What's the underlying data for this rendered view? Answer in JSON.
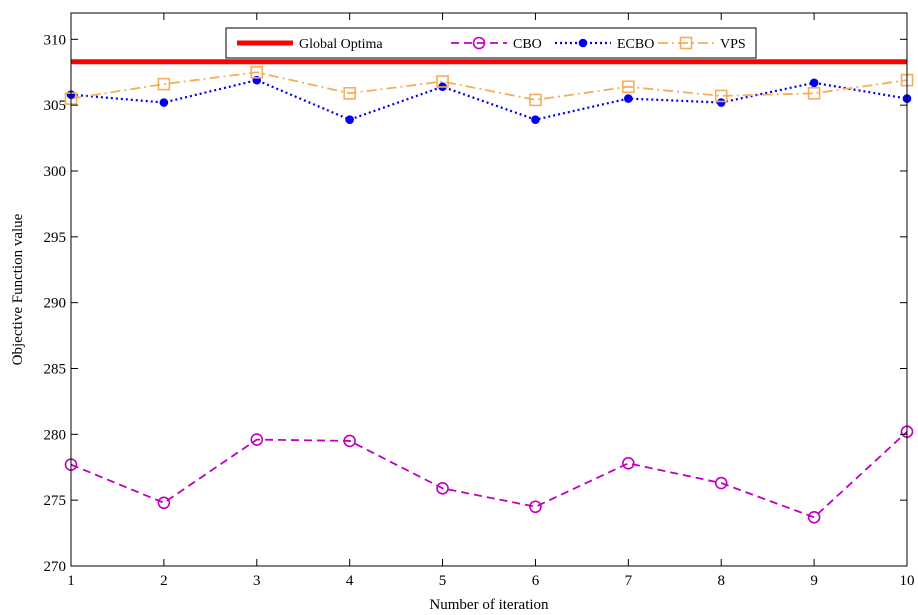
{
  "chart_data": {
    "type": "line",
    "xlabel": "Number of iteration",
    "ylabel": "Objective Function value",
    "xlim": [
      1,
      10
    ],
    "ylim": [
      270,
      312
    ],
    "xticks": [
      "1",
      "2",
      "3",
      "4",
      "5",
      "6",
      "7",
      "8",
      "9",
      "10"
    ],
    "yticks": [
      "270",
      "275",
      "280",
      "285",
      "290",
      "295",
      "300",
      "305",
      "310"
    ],
    "grid": false,
    "legend_position": "top",
    "x": [
      1,
      2,
      3,
      4,
      5,
      6,
      7,
      8,
      9,
      10
    ],
    "series": [
      {
        "name": "Global Optima",
        "color": "#ff0000",
        "style": "solid-thick",
        "marker": "none",
        "values": [
          308.3,
          308.3,
          308.3,
          308.3,
          308.3,
          308.3,
          308.3,
          308.3,
          308.3,
          308.3
        ]
      },
      {
        "name": "CBO",
        "color": "#c000c0",
        "style": "dashed",
        "marker": "circle-open",
        "values": [
          277.7,
          274.8,
          279.6,
          279.5,
          275.9,
          274.5,
          277.8,
          276.3,
          273.7,
          280.2
        ]
      },
      {
        "name": "ECBO",
        "color": "#0000ee",
        "style": "dotted",
        "marker": "circle-filled",
        "values": [
          305.8,
          305.2,
          306.9,
          303.9,
          306.4,
          303.9,
          305.5,
          305.2,
          306.7,
          305.5
        ]
      },
      {
        "name": "VPS",
        "color": "#f5ad5c",
        "style": "dashdot",
        "marker": "square-open",
        "values": [
          305.5,
          306.6,
          307.5,
          305.9,
          306.8,
          305.4,
          306.4,
          305.7,
          305.9,
          306.9
        ]
      }
    ]
  }
}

◆ ◆ ◆ ◆ ◆

What to do: Select every line in the material above where the string "color" occurs, and copy it.

Answer for the task:
        "color": "#ff0000",
        "color": "#c000c0",
        "color": "#0000ee",
        "color": "#f5ad5c",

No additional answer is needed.